• SET TASK:
List each line of the data that holds the word "celkem".

• MATERIAL TO PROCESS:
--------------------

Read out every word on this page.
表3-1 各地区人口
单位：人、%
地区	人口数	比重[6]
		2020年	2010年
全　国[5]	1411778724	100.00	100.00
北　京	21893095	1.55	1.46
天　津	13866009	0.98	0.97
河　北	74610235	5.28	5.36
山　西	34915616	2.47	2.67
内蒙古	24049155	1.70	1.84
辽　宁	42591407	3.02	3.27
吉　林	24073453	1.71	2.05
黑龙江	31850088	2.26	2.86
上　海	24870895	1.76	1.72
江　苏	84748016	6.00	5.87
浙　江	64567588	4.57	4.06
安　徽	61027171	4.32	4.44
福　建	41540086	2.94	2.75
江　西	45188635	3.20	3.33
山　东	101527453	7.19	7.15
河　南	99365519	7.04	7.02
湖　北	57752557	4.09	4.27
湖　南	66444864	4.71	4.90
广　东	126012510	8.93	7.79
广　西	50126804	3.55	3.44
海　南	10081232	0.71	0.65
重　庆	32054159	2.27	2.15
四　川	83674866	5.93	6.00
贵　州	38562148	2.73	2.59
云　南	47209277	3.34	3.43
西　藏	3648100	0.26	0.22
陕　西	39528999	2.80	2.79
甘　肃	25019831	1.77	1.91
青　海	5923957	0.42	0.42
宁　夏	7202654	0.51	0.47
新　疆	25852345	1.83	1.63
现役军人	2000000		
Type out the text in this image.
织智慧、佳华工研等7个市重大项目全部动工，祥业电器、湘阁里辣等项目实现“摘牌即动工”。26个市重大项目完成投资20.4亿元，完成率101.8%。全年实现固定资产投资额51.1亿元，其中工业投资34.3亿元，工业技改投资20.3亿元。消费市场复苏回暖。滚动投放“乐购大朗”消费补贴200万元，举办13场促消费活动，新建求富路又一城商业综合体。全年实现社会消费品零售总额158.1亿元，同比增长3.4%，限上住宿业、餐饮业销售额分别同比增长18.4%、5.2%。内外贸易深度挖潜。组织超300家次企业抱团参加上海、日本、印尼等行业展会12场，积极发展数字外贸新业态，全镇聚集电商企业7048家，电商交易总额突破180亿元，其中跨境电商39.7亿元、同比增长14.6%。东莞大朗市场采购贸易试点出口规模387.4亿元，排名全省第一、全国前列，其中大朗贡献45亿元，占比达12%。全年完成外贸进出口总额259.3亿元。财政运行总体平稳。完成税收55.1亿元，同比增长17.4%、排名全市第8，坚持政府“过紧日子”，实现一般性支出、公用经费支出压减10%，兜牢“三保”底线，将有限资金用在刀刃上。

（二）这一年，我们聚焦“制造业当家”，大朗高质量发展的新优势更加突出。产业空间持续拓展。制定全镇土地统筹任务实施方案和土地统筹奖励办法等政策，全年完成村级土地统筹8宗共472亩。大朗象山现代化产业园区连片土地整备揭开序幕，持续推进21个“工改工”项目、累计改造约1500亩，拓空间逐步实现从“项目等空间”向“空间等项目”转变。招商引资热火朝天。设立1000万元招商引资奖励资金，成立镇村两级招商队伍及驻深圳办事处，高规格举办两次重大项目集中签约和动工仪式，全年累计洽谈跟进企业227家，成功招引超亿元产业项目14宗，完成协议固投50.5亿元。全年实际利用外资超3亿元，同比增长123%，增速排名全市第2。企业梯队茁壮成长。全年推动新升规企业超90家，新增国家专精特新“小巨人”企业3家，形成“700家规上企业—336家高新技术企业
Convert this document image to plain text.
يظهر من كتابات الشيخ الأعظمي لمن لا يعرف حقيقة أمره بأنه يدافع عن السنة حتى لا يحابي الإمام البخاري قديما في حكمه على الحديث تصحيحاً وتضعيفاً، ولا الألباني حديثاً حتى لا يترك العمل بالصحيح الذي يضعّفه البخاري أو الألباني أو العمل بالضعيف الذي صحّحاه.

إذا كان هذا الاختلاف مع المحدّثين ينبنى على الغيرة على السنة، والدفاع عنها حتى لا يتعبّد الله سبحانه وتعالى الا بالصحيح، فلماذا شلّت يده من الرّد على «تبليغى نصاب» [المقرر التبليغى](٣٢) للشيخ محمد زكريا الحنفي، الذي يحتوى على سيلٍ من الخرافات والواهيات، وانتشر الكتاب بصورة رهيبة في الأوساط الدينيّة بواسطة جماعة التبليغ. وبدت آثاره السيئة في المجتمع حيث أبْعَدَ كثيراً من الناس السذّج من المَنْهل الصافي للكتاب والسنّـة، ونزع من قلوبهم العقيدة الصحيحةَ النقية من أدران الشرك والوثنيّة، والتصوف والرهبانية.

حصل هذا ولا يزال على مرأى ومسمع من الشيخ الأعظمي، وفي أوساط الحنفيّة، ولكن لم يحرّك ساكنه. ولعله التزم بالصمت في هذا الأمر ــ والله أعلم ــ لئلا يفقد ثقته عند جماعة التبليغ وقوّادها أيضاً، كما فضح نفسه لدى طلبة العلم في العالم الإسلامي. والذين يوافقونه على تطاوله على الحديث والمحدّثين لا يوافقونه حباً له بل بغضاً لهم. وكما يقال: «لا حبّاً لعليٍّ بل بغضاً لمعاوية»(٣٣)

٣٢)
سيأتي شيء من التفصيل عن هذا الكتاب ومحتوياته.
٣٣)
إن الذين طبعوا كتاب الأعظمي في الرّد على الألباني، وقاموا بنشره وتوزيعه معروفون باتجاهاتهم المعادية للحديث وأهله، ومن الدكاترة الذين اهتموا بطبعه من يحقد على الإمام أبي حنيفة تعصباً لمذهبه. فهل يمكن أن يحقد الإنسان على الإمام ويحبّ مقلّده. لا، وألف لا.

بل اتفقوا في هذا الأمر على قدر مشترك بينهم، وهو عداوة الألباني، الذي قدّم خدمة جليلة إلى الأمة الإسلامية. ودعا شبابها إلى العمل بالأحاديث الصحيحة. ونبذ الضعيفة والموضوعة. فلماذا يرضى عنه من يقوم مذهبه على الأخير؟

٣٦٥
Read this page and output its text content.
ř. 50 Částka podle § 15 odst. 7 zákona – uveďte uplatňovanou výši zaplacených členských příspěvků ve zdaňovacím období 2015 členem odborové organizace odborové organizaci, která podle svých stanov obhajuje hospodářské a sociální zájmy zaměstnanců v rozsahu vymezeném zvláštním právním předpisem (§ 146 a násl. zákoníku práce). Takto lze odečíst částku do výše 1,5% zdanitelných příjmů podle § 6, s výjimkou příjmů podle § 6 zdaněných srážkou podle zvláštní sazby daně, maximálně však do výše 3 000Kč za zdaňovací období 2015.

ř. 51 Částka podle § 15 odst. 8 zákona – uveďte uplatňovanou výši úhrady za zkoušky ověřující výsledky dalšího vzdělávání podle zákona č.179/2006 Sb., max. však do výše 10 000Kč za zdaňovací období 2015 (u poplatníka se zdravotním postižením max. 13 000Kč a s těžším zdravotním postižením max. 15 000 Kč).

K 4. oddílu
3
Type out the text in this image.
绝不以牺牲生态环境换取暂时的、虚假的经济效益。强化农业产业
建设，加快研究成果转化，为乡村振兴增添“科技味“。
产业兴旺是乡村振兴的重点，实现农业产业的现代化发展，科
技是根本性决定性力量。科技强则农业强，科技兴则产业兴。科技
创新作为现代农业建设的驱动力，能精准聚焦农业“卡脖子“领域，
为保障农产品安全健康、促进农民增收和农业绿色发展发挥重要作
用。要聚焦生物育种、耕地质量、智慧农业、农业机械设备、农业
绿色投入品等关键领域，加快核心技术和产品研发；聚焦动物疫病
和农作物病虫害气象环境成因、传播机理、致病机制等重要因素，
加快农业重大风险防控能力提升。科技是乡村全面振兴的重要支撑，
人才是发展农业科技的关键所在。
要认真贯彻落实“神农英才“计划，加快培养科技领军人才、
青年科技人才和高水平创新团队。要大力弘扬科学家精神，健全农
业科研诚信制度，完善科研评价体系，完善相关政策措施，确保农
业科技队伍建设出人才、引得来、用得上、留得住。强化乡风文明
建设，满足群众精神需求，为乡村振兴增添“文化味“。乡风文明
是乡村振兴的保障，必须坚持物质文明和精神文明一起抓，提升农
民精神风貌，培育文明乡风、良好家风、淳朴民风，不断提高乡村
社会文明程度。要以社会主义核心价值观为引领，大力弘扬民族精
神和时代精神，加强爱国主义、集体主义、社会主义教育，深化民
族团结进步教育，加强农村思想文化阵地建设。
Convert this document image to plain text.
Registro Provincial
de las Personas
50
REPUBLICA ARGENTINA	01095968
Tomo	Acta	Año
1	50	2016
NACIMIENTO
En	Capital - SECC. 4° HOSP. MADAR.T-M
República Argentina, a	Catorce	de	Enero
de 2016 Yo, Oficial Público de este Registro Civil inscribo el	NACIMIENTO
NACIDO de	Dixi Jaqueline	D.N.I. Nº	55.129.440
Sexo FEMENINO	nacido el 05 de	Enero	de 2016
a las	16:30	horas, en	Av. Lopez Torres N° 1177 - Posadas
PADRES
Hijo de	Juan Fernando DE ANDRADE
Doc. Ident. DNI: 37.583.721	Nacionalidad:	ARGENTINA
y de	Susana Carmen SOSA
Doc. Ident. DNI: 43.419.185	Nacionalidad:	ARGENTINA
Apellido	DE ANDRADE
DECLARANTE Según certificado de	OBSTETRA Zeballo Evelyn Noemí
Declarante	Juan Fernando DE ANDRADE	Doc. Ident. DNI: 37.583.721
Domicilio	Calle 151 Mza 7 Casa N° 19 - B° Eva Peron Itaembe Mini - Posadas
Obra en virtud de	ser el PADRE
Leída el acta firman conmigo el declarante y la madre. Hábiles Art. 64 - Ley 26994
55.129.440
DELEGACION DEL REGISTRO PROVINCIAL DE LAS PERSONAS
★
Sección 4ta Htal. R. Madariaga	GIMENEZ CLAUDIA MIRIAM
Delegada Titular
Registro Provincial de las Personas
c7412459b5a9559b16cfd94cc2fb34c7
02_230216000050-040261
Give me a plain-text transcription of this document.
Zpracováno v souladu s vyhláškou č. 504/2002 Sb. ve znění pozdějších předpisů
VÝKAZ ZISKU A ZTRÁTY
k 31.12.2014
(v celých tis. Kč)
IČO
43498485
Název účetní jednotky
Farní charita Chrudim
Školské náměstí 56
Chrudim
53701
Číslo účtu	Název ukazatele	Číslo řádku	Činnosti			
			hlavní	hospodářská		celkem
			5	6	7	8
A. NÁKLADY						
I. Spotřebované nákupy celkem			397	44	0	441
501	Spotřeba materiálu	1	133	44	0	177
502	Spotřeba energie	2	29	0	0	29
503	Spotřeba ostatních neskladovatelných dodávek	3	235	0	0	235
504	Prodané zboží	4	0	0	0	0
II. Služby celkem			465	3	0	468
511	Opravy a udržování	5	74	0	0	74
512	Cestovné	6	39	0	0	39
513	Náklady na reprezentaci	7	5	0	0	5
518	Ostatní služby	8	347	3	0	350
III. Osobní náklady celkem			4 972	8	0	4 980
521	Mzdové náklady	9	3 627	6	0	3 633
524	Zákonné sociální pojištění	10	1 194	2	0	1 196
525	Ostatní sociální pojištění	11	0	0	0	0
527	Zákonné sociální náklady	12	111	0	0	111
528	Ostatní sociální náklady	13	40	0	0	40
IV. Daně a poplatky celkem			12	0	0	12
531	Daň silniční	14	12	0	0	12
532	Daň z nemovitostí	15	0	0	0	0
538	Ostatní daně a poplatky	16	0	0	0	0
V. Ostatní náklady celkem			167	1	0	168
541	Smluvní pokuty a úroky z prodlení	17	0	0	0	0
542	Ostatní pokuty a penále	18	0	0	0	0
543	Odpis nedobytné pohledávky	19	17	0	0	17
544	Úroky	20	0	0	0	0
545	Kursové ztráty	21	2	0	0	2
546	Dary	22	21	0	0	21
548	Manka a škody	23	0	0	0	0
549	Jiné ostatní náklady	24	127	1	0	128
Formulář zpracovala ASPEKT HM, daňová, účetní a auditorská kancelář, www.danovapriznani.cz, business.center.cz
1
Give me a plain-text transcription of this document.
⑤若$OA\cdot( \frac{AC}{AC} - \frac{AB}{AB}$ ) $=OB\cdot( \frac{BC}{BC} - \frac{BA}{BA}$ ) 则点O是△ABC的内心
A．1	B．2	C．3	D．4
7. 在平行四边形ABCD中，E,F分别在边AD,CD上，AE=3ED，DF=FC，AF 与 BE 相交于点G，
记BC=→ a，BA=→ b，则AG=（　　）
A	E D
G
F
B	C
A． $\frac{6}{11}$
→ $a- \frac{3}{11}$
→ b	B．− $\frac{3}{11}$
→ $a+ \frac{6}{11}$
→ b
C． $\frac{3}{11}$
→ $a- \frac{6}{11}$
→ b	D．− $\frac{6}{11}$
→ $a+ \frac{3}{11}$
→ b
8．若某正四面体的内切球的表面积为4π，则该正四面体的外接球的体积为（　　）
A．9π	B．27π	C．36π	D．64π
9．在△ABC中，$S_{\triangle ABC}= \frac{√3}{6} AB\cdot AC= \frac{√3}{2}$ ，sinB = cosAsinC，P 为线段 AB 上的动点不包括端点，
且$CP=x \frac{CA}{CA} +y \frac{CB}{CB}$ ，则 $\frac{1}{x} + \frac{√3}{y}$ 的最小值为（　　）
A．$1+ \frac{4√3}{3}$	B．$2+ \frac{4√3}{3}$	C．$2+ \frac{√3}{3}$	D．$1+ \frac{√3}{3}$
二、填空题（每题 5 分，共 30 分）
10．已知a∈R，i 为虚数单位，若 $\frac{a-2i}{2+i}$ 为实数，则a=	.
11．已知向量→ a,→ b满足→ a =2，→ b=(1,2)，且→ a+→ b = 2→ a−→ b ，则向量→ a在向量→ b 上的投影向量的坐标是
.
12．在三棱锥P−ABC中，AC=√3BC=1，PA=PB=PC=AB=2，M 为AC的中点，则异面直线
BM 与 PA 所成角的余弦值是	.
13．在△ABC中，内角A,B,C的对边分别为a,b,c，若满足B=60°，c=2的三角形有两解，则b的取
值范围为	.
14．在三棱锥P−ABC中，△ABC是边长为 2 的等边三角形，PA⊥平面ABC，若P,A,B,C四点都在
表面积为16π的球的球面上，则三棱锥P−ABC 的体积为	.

--------------------

• TASK OUTPUT:
			hlavní	hospodářská		celkem
I. Spotřebované nákupy celkem			397	44	0	441
II. Služby celkem			465	3	0	468
III. Osobní náklady celkem			4 972	8	0	4 980
IV. Daně a poplatky celkem			12	0	0	12
V. Ostatní náklady celkem			167	1	0	168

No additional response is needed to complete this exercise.